(Exercise goal):
How would the passage on sidelink positioning and synchronization go on after its final sentence? Write the next part.

====== Passage shown ======

NOTE: For SL positioning resource (pre-)configuration in a shared resource pool with sidelink communication, backward compatibility with legacy UEs should be ensured.

Further, in one agreement there is support for at least the following mechanism to mitigate the impact of synchronization errors between anchor UEs for SL-TDOA based measurement:

- Exchange of synchronization information of anchor UEs between a UE and LMF or another UE; and
- FFS detailed synchronization information, e.g. synchronization source or reference, relative time difference (RTD), synchronization quality information

SL Synchronization

SL transmissions are organized in frames identified by the direct frame number (DFN). The DFN enables a UE to synchronize its radio frame transmissions according to the SL timing reference. UEs perform SL synchronization to have the same SL timing reference for SL communication among nearby UEs by synchronizing with a reference. There are four sources for synchronization reference (SyncRef): GNSS, NR Cell (gNB), EUTRAN Cell (eNB or gNB), SyncRef UE or UE's own internal clock.

A UE selects its SyncRef summarized in Table 1 of FIG. 1B the different priorities of the sources (where P0 to P6 correspond to highest to lowest priorities, respectively) depending whether it is a GNSS-based synchronization (GNSS as the highest priority) or gNB/eNB-based synchronization (gNB/eNB has the highest priority).

Table 1 as in FIG. 1B shows priority groups of synchronization reference sources.

In standards this prior-art proposes a set of solutions that provides the target UE of a SL positioning session with information about the synchronization accuracy between the anchor UEs to allow for high accuracy positioning. Here, the anchors indicate target UEs the timing reference difference with regards to other anchor UEs.

====== Supplied data ======

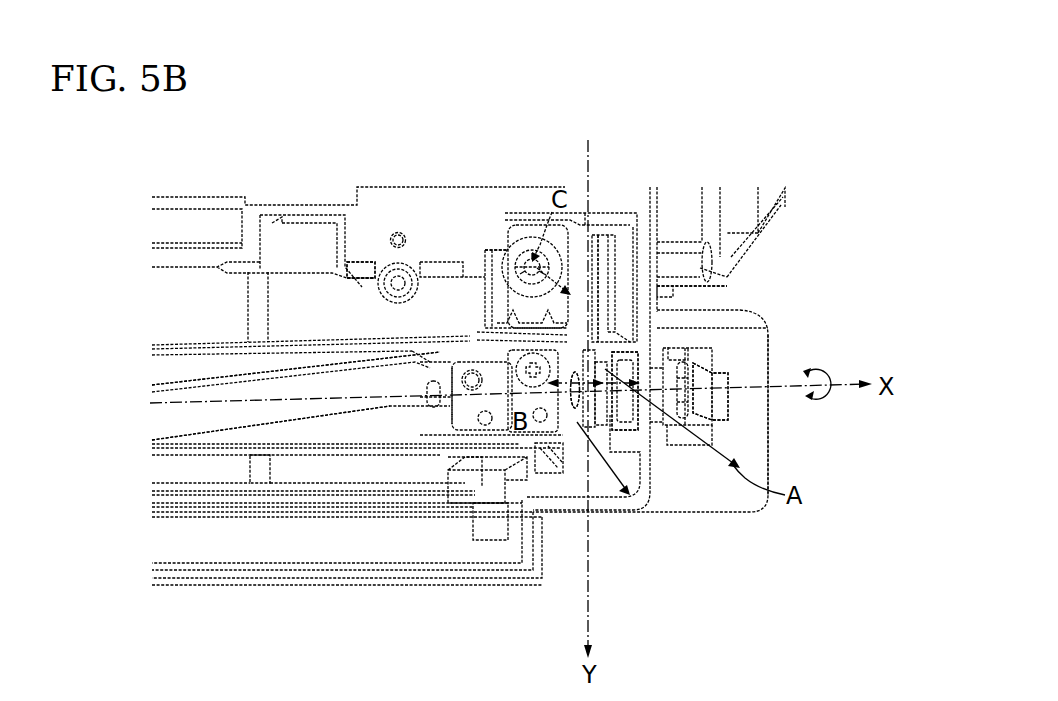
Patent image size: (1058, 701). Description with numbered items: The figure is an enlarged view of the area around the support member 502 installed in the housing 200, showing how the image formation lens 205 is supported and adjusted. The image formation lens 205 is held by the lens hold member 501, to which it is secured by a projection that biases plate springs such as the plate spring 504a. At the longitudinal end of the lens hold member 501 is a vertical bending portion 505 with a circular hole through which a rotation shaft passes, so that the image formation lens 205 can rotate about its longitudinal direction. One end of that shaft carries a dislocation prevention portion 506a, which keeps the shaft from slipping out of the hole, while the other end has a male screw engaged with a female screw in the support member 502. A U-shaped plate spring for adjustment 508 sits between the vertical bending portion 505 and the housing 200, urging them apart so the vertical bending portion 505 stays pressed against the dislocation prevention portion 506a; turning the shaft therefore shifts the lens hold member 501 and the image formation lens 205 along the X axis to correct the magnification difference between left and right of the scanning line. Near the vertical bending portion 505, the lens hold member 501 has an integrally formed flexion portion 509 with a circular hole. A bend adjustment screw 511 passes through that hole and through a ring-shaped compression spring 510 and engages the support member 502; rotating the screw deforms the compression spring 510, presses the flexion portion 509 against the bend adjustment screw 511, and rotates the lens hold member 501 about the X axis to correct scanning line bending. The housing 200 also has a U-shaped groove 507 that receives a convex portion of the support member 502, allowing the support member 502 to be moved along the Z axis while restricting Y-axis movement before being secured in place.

======

(Response):
The table given in Section 3 is the priority of the synchronization source or synchronization reference of the NR sidelink, which is also the prior art. In example embodiments of this invention, the synchronization reference, synchronization source, synchronization reference resource represent the same concept, so there is no difference in this patent application.

FIG. 1A shows an example of SL RTOA (Relative Time of Arrival) technique. A target UE transmits one or multiple SL PRSs, and anchor UEs perform timing measurement such as RTOA. The UE #1 is synchronized to gNB #1 or SyncRef-UE #1 while the synchronization reference (SyncRef) source of UE #2 and UE #3 is gNB #2 or SyncRef-UE #2, as depicted in FIG. 1A. Thus, those three UEs will perform RTOA measurement with a reception reference timing based on their SyncRef source, and they will report the RTOA measurement to a LMF or a server UE. The LMF may calculate differential measurements from the RTOA measurement. But if there would be a time synchronization difference between the different SyncRef sources, it directly impacts SL positioning measurement (i.e., SL RTOA) accuracy. Note that the choice of time SyncRef for SL positioning measurement is more critical than the accuracy of the SyncRef source itself. In this invention, at least this issue is addressed.

Hereafter, is discussed a brief summary on the proposed behavior of LMF and UE including necessary signaling and provide a figure showing overall procedure and signaling.

However, before describing the example embodiments as disclosed herein in detail, reference is made to FIG. 3 for illustrating a simplified block diagram of various electronic devices that are suitable for use in practicing the example embodiments of this invention.

FIG. 3 is a block diagram of one possible and non-limiting system in which the example embodiments may be practiced.

Turning to FIG. 3, this figure shows a block diagram of one possible and non-limiting example in which the examples may be practiced. A user equipment (UE) 110, and a radio access LTE, 5G, or 6G network base station i.e., gNB 170, and NCE/MME/GW 190 are illustrated.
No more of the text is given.